> **Task brief**
Your task is to write out exactly the lines from the line containing "What's the underlying" through the end of the records, inclusive at both ends.

> **Material to process**
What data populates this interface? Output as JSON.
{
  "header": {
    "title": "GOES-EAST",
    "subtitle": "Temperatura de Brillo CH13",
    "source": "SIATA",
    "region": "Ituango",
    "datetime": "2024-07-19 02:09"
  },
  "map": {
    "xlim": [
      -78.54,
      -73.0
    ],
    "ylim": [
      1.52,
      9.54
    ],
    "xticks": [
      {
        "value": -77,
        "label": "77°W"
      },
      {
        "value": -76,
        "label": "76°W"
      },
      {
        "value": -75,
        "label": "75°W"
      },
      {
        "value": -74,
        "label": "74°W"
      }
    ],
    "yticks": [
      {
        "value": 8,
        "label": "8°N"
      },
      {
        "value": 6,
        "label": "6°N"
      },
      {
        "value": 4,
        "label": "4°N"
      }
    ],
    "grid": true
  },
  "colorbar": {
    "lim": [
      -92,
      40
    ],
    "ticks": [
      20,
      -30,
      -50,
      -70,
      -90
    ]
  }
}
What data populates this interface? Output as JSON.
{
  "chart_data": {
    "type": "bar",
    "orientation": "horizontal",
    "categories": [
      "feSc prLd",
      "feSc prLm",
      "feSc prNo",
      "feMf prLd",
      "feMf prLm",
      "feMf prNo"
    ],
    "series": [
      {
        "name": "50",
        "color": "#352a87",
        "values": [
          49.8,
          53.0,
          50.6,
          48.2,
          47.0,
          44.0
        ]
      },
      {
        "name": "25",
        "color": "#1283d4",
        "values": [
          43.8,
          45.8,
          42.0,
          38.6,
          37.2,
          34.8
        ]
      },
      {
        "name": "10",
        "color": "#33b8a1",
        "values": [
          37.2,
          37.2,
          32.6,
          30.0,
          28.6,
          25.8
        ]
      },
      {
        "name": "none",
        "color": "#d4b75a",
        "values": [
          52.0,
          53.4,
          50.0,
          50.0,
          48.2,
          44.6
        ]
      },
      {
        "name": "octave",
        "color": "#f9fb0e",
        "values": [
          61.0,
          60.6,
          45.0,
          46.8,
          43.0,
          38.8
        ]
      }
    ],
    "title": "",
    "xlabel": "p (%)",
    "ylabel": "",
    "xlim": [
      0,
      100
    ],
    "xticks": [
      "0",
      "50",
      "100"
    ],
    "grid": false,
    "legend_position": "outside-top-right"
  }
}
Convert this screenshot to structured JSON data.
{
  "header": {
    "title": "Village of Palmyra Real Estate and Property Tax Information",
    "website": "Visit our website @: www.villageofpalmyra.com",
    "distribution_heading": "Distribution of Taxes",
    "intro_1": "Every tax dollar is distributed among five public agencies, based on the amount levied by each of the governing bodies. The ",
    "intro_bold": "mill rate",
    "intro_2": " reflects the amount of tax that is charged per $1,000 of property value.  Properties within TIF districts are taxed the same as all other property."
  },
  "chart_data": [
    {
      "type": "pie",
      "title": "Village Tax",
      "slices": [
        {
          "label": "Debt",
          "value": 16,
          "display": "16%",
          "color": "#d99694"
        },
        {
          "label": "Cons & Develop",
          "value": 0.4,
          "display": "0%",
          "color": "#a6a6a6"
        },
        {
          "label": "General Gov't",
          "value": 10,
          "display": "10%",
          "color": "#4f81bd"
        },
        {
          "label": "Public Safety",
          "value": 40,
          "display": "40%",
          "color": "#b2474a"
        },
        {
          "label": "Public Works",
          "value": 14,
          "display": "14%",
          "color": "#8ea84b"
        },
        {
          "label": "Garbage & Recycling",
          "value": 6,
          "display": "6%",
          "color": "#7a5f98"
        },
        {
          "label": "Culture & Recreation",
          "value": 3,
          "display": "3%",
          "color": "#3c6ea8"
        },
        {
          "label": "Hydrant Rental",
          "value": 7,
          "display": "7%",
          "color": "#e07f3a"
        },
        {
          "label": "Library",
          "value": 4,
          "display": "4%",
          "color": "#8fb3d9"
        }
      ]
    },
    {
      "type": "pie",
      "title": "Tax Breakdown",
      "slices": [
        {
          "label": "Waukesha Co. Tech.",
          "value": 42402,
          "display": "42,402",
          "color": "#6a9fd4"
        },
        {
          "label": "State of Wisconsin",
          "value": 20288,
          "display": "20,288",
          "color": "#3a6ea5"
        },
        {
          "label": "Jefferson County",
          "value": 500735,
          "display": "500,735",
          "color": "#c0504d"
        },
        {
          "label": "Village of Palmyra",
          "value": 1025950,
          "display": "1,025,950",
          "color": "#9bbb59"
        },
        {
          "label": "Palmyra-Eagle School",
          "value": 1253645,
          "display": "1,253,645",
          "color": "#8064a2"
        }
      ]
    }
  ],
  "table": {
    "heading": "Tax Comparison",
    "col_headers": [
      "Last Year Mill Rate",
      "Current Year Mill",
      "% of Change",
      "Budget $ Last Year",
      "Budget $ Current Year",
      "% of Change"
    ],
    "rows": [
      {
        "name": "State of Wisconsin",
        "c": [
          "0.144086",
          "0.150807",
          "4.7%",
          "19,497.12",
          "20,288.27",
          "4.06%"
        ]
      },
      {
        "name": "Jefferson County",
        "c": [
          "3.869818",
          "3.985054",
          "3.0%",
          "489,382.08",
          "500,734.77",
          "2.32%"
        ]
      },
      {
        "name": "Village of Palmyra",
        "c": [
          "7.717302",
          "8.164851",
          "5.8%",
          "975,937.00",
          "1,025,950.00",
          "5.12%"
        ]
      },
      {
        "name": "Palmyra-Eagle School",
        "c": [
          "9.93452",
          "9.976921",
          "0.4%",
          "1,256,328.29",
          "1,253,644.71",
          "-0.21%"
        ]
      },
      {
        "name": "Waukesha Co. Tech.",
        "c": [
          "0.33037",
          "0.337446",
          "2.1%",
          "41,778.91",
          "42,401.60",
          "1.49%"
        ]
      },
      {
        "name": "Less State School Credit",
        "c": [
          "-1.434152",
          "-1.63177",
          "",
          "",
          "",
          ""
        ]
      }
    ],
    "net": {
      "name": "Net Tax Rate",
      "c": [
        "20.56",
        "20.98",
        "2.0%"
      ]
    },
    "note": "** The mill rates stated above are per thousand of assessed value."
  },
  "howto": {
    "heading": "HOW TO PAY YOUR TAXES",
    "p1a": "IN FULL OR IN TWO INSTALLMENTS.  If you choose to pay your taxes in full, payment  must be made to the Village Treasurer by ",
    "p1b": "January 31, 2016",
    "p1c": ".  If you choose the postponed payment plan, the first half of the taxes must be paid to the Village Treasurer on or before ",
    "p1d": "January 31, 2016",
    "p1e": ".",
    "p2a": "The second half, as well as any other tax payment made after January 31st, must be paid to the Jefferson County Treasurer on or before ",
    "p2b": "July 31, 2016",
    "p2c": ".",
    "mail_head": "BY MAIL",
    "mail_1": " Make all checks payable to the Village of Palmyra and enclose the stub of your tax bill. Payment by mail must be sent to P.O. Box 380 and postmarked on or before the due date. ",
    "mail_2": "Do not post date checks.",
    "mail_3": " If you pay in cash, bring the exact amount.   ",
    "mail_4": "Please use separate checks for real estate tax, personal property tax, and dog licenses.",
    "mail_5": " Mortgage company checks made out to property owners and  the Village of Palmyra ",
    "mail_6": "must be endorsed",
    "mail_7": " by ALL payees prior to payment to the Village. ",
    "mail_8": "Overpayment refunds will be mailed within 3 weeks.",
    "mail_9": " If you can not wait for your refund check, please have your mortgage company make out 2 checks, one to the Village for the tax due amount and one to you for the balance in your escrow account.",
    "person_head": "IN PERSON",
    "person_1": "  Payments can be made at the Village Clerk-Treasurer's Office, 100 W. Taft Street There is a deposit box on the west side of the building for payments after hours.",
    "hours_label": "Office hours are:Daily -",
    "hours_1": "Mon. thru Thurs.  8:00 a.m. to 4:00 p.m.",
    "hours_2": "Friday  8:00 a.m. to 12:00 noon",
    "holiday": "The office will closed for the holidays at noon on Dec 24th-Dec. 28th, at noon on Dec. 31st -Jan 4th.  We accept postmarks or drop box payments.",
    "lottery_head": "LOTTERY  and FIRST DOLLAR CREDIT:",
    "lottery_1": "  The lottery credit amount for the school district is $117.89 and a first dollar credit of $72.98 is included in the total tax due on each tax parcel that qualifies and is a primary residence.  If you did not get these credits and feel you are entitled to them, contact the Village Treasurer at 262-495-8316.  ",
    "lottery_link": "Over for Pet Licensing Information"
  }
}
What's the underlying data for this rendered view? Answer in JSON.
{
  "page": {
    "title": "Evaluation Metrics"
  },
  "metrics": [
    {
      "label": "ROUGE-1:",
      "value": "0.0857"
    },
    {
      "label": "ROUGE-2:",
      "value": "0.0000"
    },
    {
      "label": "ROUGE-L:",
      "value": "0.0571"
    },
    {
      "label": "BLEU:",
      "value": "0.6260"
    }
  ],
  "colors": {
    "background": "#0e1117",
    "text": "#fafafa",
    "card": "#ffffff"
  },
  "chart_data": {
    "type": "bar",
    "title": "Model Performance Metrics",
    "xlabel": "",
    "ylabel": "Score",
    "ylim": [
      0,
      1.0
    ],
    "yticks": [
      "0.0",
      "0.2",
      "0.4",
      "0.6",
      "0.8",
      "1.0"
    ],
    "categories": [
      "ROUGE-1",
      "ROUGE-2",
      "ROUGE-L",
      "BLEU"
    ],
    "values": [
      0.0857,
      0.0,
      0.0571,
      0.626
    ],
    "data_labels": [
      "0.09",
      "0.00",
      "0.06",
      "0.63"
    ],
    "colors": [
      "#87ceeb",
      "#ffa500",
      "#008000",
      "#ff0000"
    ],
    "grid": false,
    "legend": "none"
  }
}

> **Full answer**
What's the underlying data for this rendered view? Answer in JSON.
{
  "page": {
    "title": "Evaluation Metrics"
  },
  "metrics": [
    {
      "label": "ROUGE-1:",
      "value": "0.0857"
    },
    {
      "label": "ROUGE-2:",
      "value": "0.0000"
    },
    {
      "label": "ROUGE-L:",
      "value": "0.0571"
    },
    {
      "label": "BLEU:",
      "value": "0.6260"
    }
  ],
  "colors": {
    "background": "#0e1117",
    "text": "#fafafa",
    "card": "#ffffff"
  },
  "chart_data": {
    "type": "bar",
    "title": "Model Performance Metrics",
    "xlabel": "",
    "ylabel": "Score",
    "ylim": [
      0,
      1.0
    ],
    "yticks": [
      "0.0",
      "0.2",
      "0.4",
      "0.6",
      "0.8",
      "1.0"
    ],
    "categories": [
      "ROUGE-1",
      "ROUGE-2",
      "ROUGE-L",
      "BLEU"
    ],
    "values": [
      0.0857,
      0.0,
      0.0571,
      0.626
    ],
    "data_labels": [
      "0.09",
      "0.00",
      "0.06",
      "0.63"
    ],
    "colors": [
      "#87ceeb",
      "#ffa500",
      "#008000",
      "#ff0000"
    ],
    "grid": false,
    "legend": "none"
  }
}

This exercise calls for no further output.